Start

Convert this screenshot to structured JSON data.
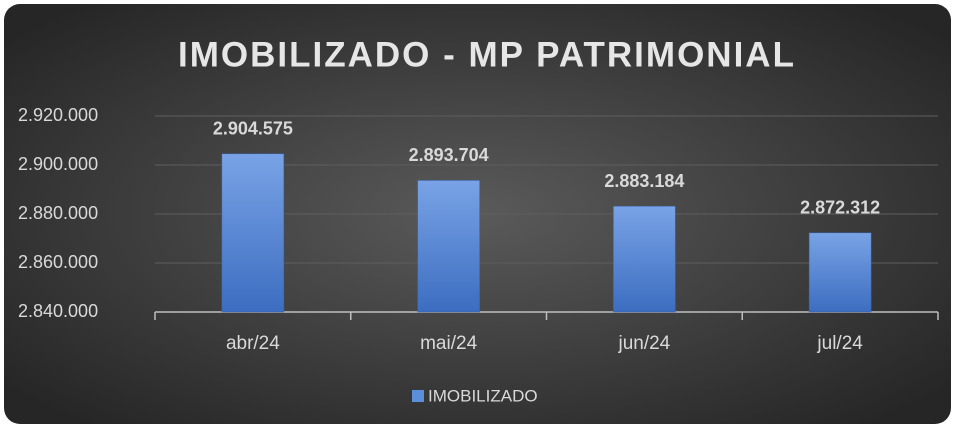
{
  "chart_data": {
    "type": "bar",
    "title": "IMOBILIZADO - MP PATRIMONIAL",
    "categories": [
      "abr/24",
      "mai/24",
      "jun/24",
      "jul/24"
    ],
    "series": [
      {
        "name": "IMOBILIZADO",
        "color": "#5b8fd9",
        "values": [
          2904575,
          2893704,
          2883184,
          2872312
        ],
        "value_labels": [
          "2.904.575",
          "2.893.704",
          "2.883.184",
          "2.872.312"
        ]
      }
    ],
    "ylim": [
      2840000,
      2920000
    ],
    "yticks": [
      {
        "value": 2840000,
        "label": "2.840.000"
      },
      {
        "value": 2860000,
        "label": "2.860.000"
      },
      {
        "value": 2880000,
        "label": "2.880.000"
      },
      {
        "value": 2900000,
        "label": "2.900.000"
      },
      {
        "value": 2920000,
        "label": "2.920.000"
      }
    ],
    "grid": true,
    "legend": "bottom"
  }
}
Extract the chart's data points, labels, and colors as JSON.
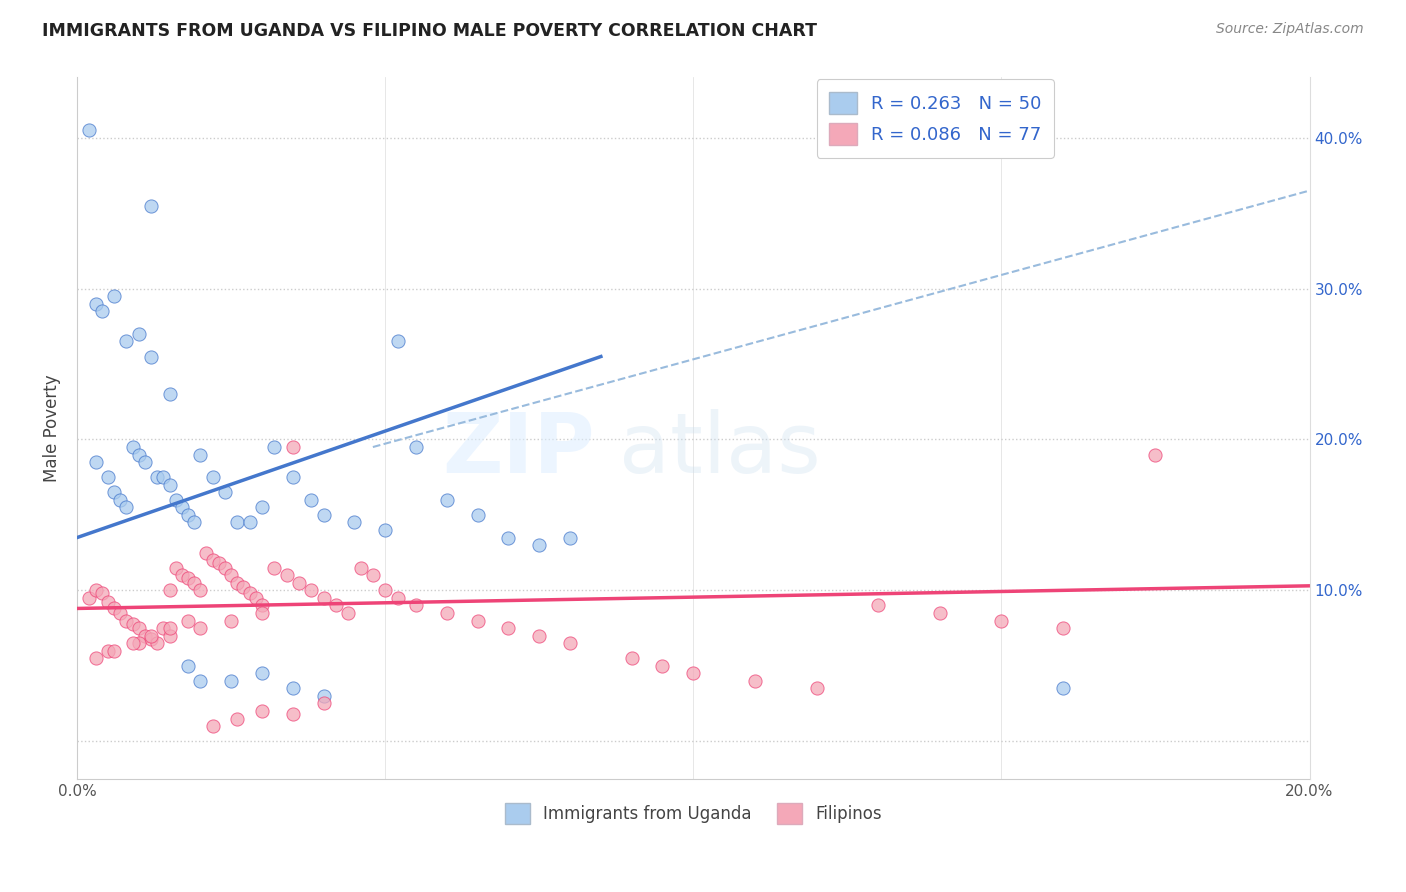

End

WHAT NEEDS TO BE DONE
Extract every line containing the string "JSON" from the material.

OUTPUT
Convert this screenshot to structured JSON data.
Extract the chart's data points, labels, and colors as JSON.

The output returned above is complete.